Written request:
Find each line containing the string "values". Copy it.
######
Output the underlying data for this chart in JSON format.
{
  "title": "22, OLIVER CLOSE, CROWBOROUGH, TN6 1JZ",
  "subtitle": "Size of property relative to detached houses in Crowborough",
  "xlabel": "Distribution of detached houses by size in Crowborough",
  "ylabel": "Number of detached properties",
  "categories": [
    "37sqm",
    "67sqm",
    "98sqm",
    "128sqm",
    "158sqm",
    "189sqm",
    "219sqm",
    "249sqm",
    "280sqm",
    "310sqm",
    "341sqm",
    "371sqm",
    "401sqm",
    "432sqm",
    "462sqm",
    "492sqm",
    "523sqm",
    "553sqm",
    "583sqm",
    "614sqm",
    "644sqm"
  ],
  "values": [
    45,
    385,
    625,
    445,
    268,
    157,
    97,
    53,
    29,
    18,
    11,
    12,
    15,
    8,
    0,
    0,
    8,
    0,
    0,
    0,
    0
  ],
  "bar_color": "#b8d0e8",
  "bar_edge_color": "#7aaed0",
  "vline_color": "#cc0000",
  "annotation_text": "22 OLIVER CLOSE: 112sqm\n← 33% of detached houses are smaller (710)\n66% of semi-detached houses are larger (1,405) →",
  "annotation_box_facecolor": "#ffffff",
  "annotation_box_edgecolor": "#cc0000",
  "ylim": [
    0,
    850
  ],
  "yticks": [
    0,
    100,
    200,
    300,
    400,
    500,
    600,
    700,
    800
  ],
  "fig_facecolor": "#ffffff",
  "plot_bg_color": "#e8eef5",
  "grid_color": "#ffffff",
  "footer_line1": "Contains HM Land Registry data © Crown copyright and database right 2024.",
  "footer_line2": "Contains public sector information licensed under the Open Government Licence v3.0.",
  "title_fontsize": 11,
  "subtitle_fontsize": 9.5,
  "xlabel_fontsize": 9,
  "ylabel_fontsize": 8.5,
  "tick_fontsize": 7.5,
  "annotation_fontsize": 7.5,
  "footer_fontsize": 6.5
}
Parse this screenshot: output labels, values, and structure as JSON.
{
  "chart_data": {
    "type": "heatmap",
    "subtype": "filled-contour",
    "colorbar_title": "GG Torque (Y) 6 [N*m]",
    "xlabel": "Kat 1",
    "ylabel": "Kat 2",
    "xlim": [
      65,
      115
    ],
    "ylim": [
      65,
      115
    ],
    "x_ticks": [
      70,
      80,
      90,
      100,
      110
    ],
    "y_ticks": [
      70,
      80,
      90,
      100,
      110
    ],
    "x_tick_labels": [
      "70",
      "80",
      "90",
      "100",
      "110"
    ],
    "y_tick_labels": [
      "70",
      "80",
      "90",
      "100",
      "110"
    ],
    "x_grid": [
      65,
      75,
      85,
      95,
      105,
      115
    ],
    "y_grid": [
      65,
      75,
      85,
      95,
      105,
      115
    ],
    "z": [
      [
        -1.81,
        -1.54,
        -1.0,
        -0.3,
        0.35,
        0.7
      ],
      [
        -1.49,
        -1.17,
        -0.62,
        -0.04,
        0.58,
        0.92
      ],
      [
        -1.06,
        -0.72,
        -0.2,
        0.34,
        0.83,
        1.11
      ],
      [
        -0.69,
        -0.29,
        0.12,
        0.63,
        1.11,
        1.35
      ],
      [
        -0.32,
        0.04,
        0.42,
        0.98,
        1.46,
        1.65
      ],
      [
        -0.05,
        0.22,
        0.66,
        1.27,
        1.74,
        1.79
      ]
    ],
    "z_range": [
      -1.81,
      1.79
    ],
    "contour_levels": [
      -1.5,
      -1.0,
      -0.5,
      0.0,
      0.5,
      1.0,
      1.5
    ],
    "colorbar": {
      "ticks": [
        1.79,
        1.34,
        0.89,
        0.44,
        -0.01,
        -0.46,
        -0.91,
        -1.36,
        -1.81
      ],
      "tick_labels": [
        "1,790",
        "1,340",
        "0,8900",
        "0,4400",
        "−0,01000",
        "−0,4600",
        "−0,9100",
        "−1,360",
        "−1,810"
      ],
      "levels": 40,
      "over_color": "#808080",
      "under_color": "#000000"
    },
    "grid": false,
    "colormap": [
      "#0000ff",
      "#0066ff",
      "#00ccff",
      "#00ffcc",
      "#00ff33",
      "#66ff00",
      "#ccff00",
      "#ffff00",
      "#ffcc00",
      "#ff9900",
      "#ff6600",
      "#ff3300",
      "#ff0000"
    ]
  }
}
######
Solution for this task:
  "values": [
Parse this screenshot: output labels, values, and structure as JSON.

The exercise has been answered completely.